═════ Source records ═════
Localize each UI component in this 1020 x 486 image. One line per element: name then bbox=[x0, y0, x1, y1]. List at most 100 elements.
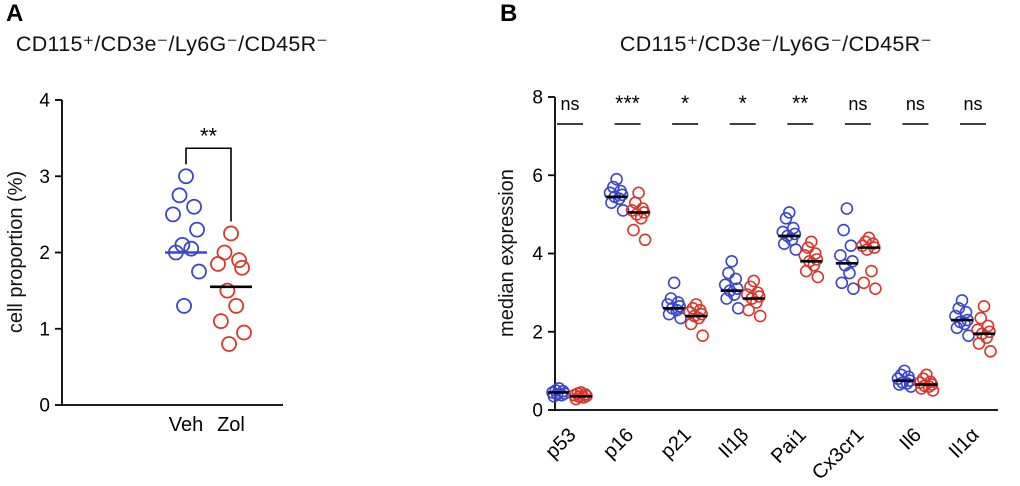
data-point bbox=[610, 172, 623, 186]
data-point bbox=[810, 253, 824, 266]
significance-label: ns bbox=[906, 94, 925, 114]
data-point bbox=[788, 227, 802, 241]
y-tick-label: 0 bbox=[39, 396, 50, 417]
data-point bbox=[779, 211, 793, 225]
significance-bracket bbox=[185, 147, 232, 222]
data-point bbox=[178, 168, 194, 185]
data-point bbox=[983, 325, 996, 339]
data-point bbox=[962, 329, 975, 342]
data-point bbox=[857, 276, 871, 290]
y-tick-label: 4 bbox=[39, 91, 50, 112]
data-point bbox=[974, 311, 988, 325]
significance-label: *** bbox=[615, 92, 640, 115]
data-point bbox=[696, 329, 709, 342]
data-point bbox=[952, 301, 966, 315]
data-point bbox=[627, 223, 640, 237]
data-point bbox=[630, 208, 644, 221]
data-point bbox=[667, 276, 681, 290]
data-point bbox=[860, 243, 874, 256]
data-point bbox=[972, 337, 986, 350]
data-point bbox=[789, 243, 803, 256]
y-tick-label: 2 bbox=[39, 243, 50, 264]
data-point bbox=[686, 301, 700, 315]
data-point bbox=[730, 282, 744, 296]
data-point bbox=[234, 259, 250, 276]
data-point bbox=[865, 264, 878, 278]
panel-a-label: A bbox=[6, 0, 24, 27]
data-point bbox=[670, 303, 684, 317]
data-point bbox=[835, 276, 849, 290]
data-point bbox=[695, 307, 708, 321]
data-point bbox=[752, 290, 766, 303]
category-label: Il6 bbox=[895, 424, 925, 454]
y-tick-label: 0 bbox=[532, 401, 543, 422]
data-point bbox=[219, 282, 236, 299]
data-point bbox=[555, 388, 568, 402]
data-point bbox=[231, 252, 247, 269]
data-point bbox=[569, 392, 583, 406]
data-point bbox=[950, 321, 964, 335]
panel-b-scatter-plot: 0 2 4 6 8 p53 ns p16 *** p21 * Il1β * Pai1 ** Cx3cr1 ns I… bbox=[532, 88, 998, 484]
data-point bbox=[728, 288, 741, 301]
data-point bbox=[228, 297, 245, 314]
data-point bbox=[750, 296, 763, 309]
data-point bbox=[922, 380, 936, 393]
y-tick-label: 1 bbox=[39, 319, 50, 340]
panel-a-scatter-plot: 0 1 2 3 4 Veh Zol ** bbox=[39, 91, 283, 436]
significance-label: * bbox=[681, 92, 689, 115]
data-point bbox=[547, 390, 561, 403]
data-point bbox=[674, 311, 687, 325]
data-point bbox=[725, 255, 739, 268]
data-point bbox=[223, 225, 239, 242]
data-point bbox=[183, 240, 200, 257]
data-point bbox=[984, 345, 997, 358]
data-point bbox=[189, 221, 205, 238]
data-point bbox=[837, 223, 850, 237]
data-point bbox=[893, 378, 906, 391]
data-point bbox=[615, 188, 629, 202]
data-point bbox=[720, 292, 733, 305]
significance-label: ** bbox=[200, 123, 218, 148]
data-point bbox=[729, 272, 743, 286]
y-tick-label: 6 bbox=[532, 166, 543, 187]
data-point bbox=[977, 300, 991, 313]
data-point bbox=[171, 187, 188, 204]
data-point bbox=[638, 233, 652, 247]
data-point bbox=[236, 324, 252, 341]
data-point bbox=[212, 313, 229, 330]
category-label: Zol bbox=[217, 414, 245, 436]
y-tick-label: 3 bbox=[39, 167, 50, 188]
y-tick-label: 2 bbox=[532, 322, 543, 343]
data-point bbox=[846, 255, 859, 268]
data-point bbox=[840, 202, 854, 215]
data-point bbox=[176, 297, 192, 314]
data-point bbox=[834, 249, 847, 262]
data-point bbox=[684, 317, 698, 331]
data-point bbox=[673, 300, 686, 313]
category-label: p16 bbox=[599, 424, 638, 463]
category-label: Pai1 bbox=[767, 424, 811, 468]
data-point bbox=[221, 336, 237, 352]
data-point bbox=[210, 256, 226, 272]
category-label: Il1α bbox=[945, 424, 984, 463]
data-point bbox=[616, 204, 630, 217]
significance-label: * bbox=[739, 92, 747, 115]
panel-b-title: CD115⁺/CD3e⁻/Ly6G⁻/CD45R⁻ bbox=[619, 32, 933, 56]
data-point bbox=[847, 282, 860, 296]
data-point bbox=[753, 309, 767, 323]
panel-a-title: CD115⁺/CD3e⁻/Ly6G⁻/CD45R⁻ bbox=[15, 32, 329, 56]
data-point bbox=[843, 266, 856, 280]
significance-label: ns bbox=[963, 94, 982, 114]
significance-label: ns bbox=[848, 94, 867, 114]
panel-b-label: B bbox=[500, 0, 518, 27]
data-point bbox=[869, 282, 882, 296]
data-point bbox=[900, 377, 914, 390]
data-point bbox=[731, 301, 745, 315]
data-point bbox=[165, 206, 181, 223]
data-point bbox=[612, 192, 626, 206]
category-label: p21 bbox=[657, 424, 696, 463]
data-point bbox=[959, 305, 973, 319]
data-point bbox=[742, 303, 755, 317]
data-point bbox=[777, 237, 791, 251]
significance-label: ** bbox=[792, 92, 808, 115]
═════
═════ Source records ═════
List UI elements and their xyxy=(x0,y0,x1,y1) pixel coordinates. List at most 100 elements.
═════
- Problem requirements -
Please rewrite the lines from the one with "Localize each UI" to the one with "data-point bbox=[696, 329, 709, 342]", putting "annotation-label" wherever "significance-label" appears and changing nothing else. Leave out the picture.

- Exercise solution -
Localize each UI component in this 1020 x 486 image. One line per element: name then bbox=[x0, y0, x1, y1]. List at most 100 elements.
data-point bbox=[610, 172, 623, 186]
data-point bbox=[810, 253, 824, 266]
annotation-label: ns bbox=[906, 94, 925, 114]
data-point bbox=[788, 227, 802, 241]
y-tick-label: 0 bbox=[39, 396, 50, 417]
data-point bbox=[779, 211, 793, 225]
significance-bracket bbox=[185, 147, 232, 222]
data-point bbox=[178, 168, 194, 185]
data-point bbox=[983, 325, 996, 339]
data-point bbox=[962, 329, 975, 342]
data-point bbox=[857, 276, 871, 290]
y-tick-label: 4 bbox=[39, 91, 50, 112]
data-point bbox=[974, 311, 988, 325]
annotation-label: *** bbox=[615, 92, 640, 115]
data-point bbox=[696, 329, 709, 342]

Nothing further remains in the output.